::: Entries provided :::

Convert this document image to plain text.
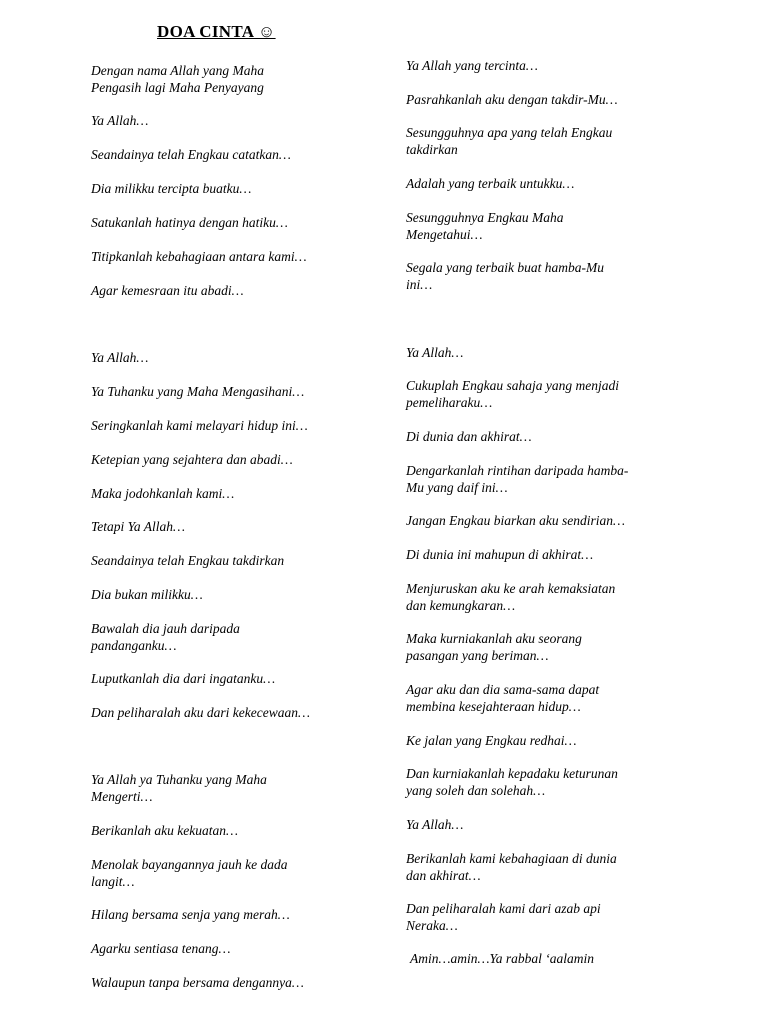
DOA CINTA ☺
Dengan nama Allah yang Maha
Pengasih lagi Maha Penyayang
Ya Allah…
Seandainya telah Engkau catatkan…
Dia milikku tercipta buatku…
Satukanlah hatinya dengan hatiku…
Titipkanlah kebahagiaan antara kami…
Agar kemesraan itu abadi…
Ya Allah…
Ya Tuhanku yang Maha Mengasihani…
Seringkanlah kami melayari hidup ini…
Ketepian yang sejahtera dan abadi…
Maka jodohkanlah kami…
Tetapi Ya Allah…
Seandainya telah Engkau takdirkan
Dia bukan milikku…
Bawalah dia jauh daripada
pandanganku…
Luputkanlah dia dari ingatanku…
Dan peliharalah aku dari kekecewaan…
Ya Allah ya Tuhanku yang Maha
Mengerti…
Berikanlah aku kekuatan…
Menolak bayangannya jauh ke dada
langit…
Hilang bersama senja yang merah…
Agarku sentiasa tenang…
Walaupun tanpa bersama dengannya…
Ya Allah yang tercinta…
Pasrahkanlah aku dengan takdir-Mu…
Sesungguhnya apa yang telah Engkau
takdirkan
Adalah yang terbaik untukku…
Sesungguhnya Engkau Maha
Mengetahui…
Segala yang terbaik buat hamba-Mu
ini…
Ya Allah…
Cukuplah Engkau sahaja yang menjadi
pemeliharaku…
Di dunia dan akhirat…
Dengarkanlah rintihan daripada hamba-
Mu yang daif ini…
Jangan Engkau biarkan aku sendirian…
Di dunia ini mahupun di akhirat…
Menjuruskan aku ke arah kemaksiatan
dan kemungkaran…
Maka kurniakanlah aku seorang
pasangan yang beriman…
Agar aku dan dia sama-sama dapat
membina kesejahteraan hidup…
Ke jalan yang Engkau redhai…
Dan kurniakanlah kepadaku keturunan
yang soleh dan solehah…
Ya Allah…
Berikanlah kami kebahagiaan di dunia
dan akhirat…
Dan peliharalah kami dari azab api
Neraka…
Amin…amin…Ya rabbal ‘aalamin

:::

- [Description of the task] Copy out every line of the listing that contains the string "kurniakanlah".

- [Exercise solution]
Maka kurniakanlah aku seorang
Dan kurniakanlah kepadaku keturunan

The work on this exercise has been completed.